> [BRONFRAGMENT]:
- - - -
Skip to main content
  • 23 januari 2008

Dylan Thomas veroorzaakt onrust bij Kamp Zeist

Harry Zevenbergen

In juni was ik aanwezig bij een demonstratie tegen de slechte behandeling van vluchtelingen in ´Detentiecentrum Kamp Zeist´. Ik droeg daar tijdens een optreden de gedichten ´Punk in Rhenen´ en ´Zuurstof´ voor. De laatste is een tekst die ik samen met Timo de la Mar schreef en waarin ik twee door mij vertaalde zinnen van Dylan Thomas gebruik. Nadat het podiumprogramma was gestopt, ben ik naar huis gegaan en liep het bij de ingang van het Kamp uit de hand. Demonstranten en politie raakten slaags. Ik zag geen oorzakelijk verband tussen mijn optreden en de ongeregeldheden. De politie dacht daar anders over. Zij meenden dat er een direct verband was tussen de opruiende woorden van een aantal sprekers en het feit dat het uit de hand liep.

 Misschien zou het de grote Engelse dichter Dylan Thomas wel plezier gedaan hebben, dat zijn ´rage, rage against the dying of the light´ in 2007 voor de nodige ophef zou zorgen. Dat hij zo´n vijftig jaar na zijn dood, verschijnt in een proces-verbaal. Weliswaar niet met naam en toenaam, want de agenten hebben in mijn vertaling ´Raas raas tegen het sterven van het licht´, niet de hand van deze grote dichter herkend. Het bevestigd mijn veronderstelling dat poëzie geen hoofdvak is op de politieschool en dat het al dan niet lezen van de klassiekers uit de internationale literatuur geheel aan het eigen initiatief van de agenten wordt overgelaten. Het zou mooi zijn geweest wanneer er ten minste één agent was opgestaan en had geroepen: `Is dat niet van Dylan Thomas?´ De vraag is natuurlijk of de wereld er anders uit zou zien, wanneer de politie in de poëzie onderwezen zou worden. Het hangt er van af welk vak dan uit het pakket zou worden gehaald. ´Knuppelen en meppen´, `Spelen met honden en paarden´ of  ´Geweldsbeheersing´.
- - - -
> [OPDRACHT]: Zet het stuk over Dylan Thomas en de onrust bij Kamp Zeist voort, aansluitend op de laatste zin ervan.

> [OPGESLAGEN GEGEVENS]:
- - - -
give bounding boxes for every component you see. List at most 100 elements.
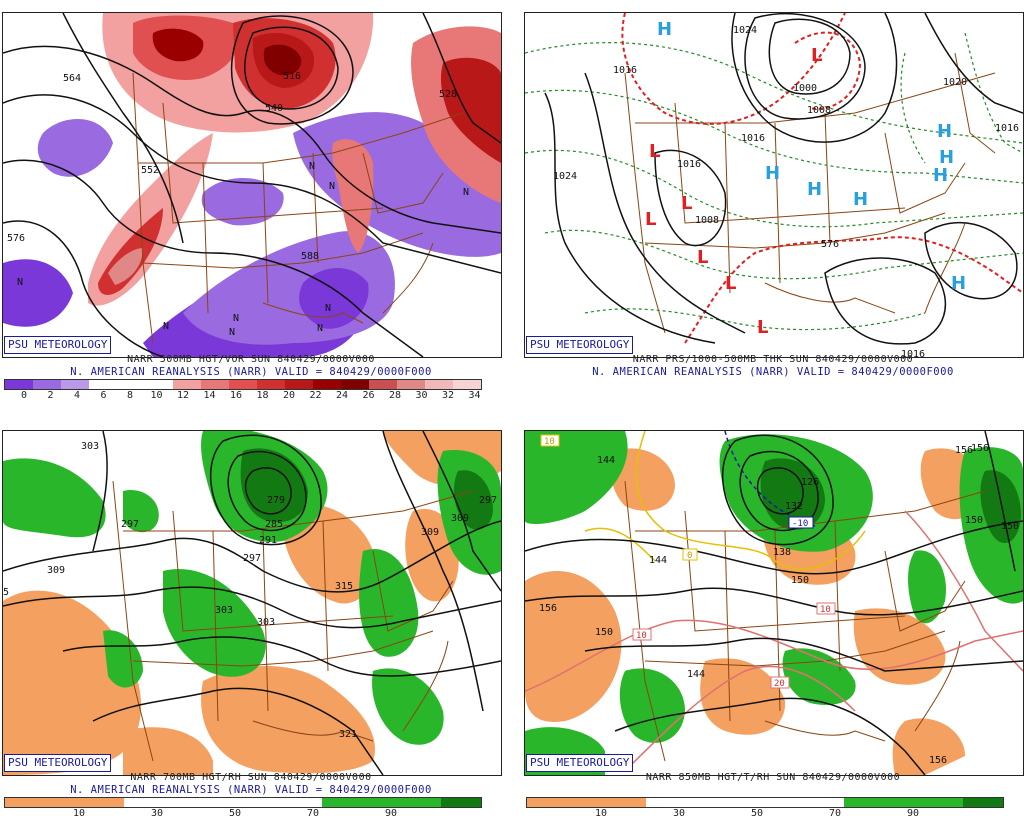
- - - -
> [VERWACHT ANTWOORD]:
Ik weet niet of poëzie helpt. Uit de recensies die verschillende agenten van mijn optreden bij het Vluchtelingenkamp Zeist maakten, blijkt dat de basale vaardigheid om beelden en metaforen te onderscheiden van ´zeggen wat je denkt´ volledig ontbreekt. Dat geeft niet, met één of twee bijlessen is daar best iets aan te doen. Het zou, uitgaand van de optimistische gedachte dat feiten tellen, voorkomen dat men mij betitelt als aanhanger van Bin Laden en Dylan Thomas als een halve terrorist. Dit om zijn ´Raas raas tegen het sterven van het licht´. Ik geef direct toe dat mijn vertaling ´Laat je niet willoos wegvoeren in de nacht´ van een andere zin uit dat gedicht nml.: ´Do not go gentle into that good night´, een meer politieke  lading heeft gekregen zeker in connectie met vluchtelingen die gevangen zitten in een kamp met hoge hekken eromheen. Maar wanneer er een link met de tweede wereldoorlog wordt gelegd, wat volgens de agenten ook gebeurde door sprekers, is dat niet de schuld van degene die de link legt. Eerder van de beleidsmakers die geen moeite doen te verhullen hoe ze denken over de rechten van de mens. Het zijn de mensen die de bevelen geven, waar de politie zich druk om zou moeten maken. Die leggen een gevaarlijke link met de Tweede wereldoorlog, niet in woorden maar in daden.

Zoals gezegd, ik weet niet of poëzie helpt. Ik stel mijn eisen laag. Mijn leven zal al geslaagd zijn wanneer de eerste agent me staande houdt, omdat hij in al zijn enthousiasme een zojuist door hem gelezen gedicht met mij wil delen. Ik zal diep buigen en vol respect zijn pet voor hem afnemen.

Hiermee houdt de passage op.